Exercise :: Return the material word for word. Do not include the pictures.

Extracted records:

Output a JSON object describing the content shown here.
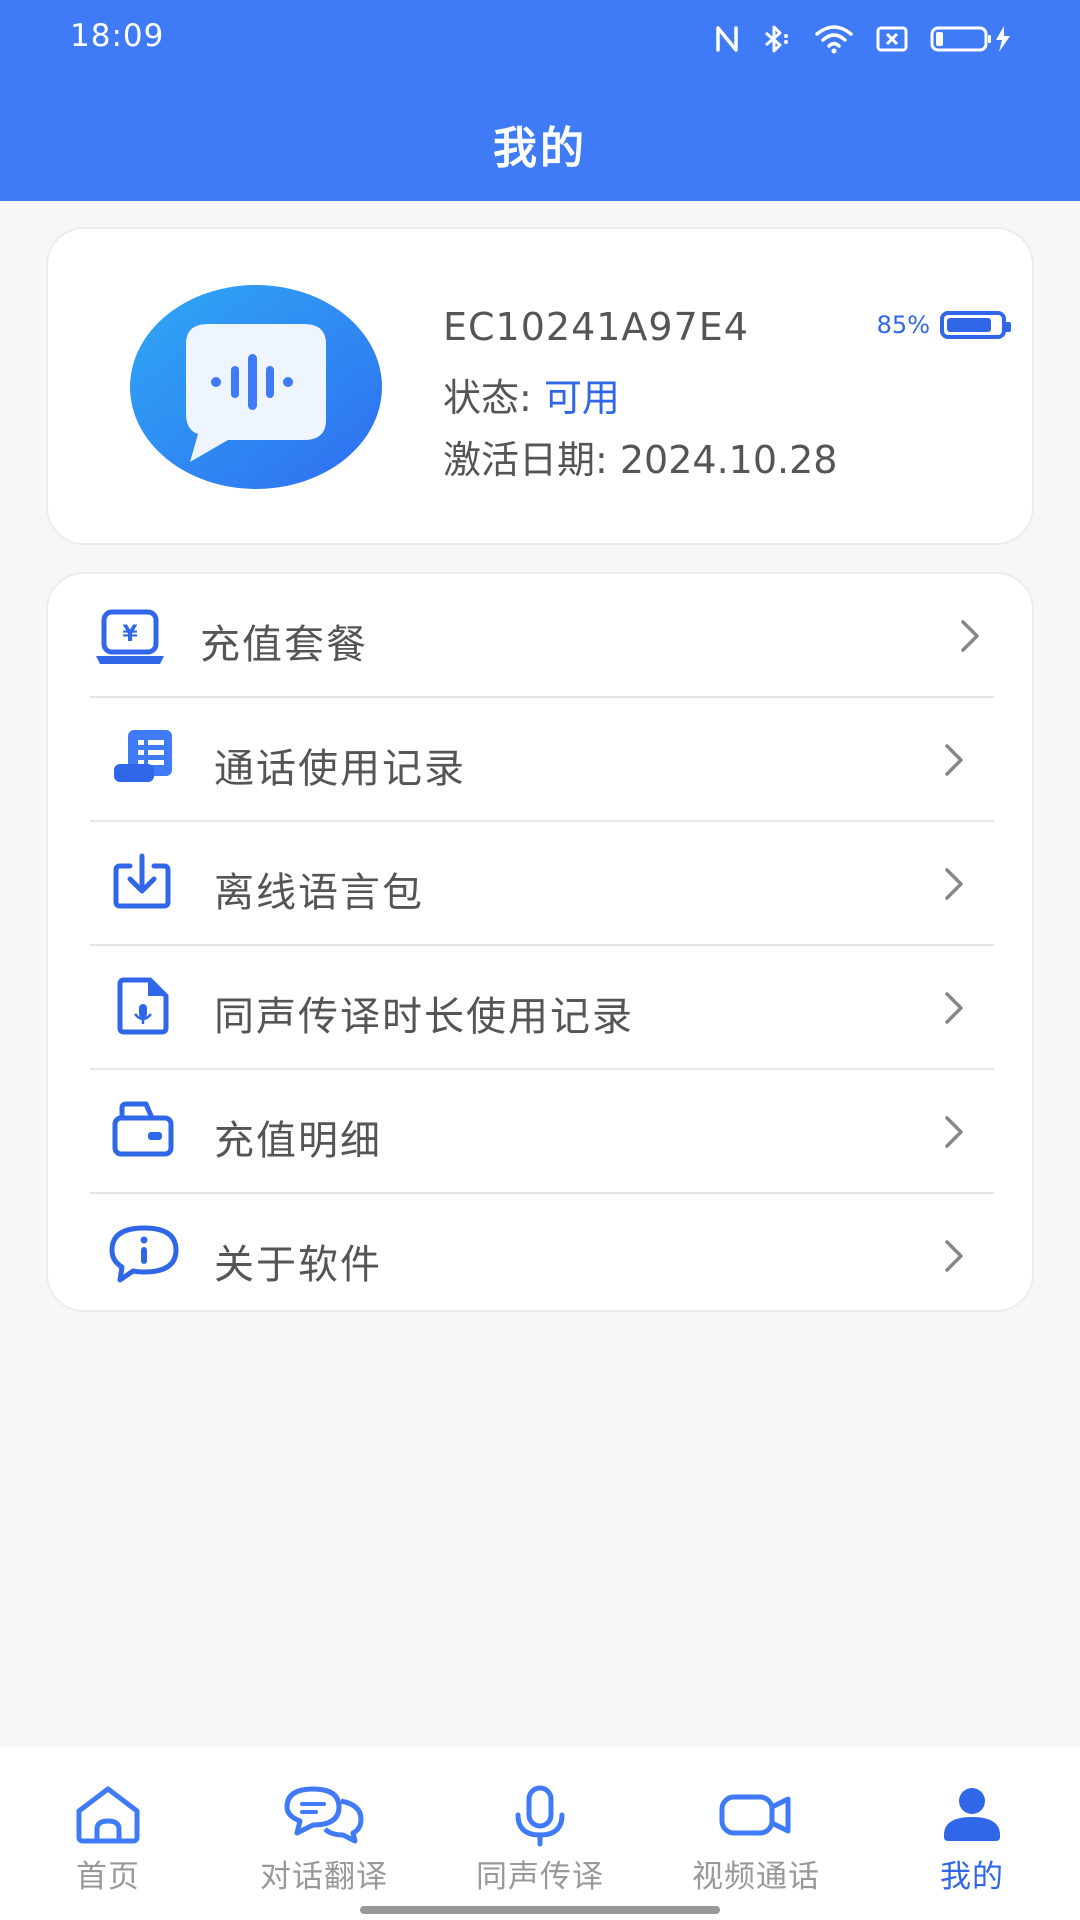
{
  "status_bar": {
    "time": "18:09"
  },
  "header": {
    "title": "我的"
  },
  "device": {
    "id": "EC10241A97E4",
    "battery_percent": "85%",
    "battery_level": 0.85,
    "status_label": "状态: ",
    "status_value": "可用",
    "activation_text": "激活日期: 2024.10.28"
  },
  "menu": [
    {
      "label": "充值套餐",
      "icon": "recharge-icon"
    },
    {
      "label": "通话使用记录",
      "icon": "call-record-icon"
    },
    {
      "label": "离线语言包",
      "icon": "download-icon"
    },
    {
      "label": "同声传译时长使用记录",
      "icon": "interpret-record-icon"
    },
    {
      "label": "充值明细",
      "icon": "wallet-icon"
    },
    {
      "label": "关于软件",
      "icon": "info-icon"
    }
  ],
  "tabs": [
    {
      "label": "首页",
      "icon": "home-icon"
    },
    {
      "label": "对话翻译",
      "icon": "chat-icon"
    },
    {
      "label": "同声传译",
      "icon": "microphone-icon"
    },
    {
      "label": "视频通话",
      "icon": "video-icon"
    },
    {
      "label": "我的",
      "icon": "person-icon",
      "active": true
    }
  ],
  "colors": {
    "primary": "#3f7bf7",
    "accent": "#2f67e8",
    "inactive": "#999999"
  }
}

Result ::
Output a JSON object describing the content shown here.
{
  "status_bar": {
    "time": "18:09"
  },
  "header": {
    "title": "我的"
  },
  "device": {
    "id": "EC10241A97E4",
    "battery_percent": "85%",
    "battery_level": 0.85,
    "status_label": "状态: ",
    "status_value": "可用",
    "activation_text": "激活日期: 2024.10.28"
  },
  "menu": [
    {
      "label": "充值套餐",
      "icon": "recharge-icon"
    },
    {
      "label": "通话使用记录",
      "icon": "call-record-icon"
    },
    {
      "label": "离线语言包",
      "icon": "download-icon"
    },
    {
      "label": "同声传译时长使用记录",
      "icon": "interpret-record-icon"
    },
    {
      "label": "充值明细",
      "icon": "wallet-icon"
    },
    {
      "label": "关于软件",
      "icon": "info-icon"
    }
  ],
  "tabs": [
    {
      "label": "首页",
      "icon": "home-icon"
    },
    {
      "label": "对话翻译",
      "icon": "chat-icon"
    },
    {
      "label": "同声传译",
      "icon": "microphone-icon"
    },
    {
      "label": "视频通话",
      "icon": "video-icon"
    },
    {
      "label": "我的",
      "icon": "person-icon",
      "active": true
    }
  ],
  "colors": {
    "primary": "#3f7bf7",
    "accent": "#2f67e8",
    "inactive": "#999999"
  }
}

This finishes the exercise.